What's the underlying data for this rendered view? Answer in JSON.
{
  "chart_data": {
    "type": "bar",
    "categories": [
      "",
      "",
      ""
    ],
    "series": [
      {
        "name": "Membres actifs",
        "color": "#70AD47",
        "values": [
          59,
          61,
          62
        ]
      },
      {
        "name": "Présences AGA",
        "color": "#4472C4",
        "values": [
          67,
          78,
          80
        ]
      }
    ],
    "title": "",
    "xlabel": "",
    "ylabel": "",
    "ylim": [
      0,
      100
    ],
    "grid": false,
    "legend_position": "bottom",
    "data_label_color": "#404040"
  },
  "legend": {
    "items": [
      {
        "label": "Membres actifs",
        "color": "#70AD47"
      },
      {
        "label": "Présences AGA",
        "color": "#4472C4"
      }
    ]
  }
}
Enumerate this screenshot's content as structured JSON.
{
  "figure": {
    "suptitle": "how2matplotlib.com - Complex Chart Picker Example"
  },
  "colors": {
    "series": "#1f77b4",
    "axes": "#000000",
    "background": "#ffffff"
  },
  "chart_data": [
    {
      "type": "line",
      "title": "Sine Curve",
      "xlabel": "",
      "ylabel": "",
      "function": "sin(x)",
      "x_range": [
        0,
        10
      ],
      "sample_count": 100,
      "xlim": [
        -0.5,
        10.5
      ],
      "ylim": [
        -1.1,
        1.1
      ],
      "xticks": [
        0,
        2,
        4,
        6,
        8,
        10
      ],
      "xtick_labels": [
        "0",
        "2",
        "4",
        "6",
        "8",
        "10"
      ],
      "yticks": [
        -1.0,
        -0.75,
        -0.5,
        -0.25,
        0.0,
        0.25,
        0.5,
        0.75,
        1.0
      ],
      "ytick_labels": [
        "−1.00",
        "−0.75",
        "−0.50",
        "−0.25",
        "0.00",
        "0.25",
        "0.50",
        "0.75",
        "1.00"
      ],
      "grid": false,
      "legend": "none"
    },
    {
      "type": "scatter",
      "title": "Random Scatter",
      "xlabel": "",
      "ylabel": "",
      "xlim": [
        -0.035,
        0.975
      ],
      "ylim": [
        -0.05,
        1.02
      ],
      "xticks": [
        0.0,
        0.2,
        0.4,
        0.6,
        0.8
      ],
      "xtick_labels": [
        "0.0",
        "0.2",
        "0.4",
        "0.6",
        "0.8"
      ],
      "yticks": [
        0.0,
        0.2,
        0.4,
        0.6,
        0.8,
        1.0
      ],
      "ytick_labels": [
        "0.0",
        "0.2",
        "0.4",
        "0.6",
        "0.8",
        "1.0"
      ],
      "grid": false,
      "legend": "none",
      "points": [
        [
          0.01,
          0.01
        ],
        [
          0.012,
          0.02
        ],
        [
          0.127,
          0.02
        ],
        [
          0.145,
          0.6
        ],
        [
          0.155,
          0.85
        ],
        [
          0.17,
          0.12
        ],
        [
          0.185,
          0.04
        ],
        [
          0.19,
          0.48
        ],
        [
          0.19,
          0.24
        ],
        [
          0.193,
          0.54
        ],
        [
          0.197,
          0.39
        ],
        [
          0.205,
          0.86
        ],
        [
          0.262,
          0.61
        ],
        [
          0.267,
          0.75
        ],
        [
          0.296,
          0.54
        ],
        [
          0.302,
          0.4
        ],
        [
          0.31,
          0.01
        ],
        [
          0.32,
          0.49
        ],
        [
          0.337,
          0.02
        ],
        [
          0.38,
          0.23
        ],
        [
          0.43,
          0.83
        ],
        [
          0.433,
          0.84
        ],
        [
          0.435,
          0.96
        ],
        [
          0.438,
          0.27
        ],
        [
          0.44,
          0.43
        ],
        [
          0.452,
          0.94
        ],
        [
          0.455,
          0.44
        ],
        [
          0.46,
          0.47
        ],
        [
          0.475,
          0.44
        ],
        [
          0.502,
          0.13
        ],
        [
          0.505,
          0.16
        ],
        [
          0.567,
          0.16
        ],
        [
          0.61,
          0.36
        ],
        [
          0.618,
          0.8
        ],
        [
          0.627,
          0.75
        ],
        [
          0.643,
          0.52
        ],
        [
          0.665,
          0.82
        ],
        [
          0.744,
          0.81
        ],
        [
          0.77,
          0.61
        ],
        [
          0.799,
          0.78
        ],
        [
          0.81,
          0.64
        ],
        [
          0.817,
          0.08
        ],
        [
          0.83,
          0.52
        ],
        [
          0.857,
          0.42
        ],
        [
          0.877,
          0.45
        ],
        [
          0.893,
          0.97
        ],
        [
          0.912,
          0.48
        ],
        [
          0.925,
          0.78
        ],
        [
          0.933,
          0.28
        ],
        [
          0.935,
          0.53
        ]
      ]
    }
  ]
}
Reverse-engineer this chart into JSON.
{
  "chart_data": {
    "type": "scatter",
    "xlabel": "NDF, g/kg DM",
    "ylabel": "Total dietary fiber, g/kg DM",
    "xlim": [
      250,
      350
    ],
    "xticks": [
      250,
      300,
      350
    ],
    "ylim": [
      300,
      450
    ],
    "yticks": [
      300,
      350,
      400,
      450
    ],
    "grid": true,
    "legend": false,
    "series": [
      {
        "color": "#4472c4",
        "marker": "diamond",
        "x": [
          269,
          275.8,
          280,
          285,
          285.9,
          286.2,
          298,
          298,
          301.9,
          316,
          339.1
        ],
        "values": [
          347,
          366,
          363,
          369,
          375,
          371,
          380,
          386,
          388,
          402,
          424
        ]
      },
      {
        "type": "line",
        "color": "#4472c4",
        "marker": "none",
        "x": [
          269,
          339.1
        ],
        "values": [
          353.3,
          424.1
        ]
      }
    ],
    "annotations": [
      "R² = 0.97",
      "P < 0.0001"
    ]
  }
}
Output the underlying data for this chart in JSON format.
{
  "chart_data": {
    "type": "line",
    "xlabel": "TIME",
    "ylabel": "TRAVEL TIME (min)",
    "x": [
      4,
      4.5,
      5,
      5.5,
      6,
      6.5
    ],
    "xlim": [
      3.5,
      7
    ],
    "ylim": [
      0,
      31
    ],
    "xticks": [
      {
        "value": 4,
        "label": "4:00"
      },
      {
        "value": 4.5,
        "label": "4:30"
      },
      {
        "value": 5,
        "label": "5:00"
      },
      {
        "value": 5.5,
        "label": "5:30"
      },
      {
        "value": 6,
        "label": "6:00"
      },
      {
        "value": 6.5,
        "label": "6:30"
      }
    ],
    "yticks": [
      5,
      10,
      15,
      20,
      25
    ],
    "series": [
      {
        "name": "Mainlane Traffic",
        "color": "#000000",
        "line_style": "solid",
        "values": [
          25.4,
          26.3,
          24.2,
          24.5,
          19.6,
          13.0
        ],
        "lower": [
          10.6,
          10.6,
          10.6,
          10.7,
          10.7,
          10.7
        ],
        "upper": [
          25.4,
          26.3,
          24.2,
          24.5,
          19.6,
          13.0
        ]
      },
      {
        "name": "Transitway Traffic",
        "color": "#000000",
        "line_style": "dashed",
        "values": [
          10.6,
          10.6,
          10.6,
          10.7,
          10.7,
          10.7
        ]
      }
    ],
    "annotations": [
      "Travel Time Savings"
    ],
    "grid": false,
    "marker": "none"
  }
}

• DESCRIPTION OF THE TASK:
Say how many lines hold the word "this", giving the number and nothing else.

• THE RESULT:
4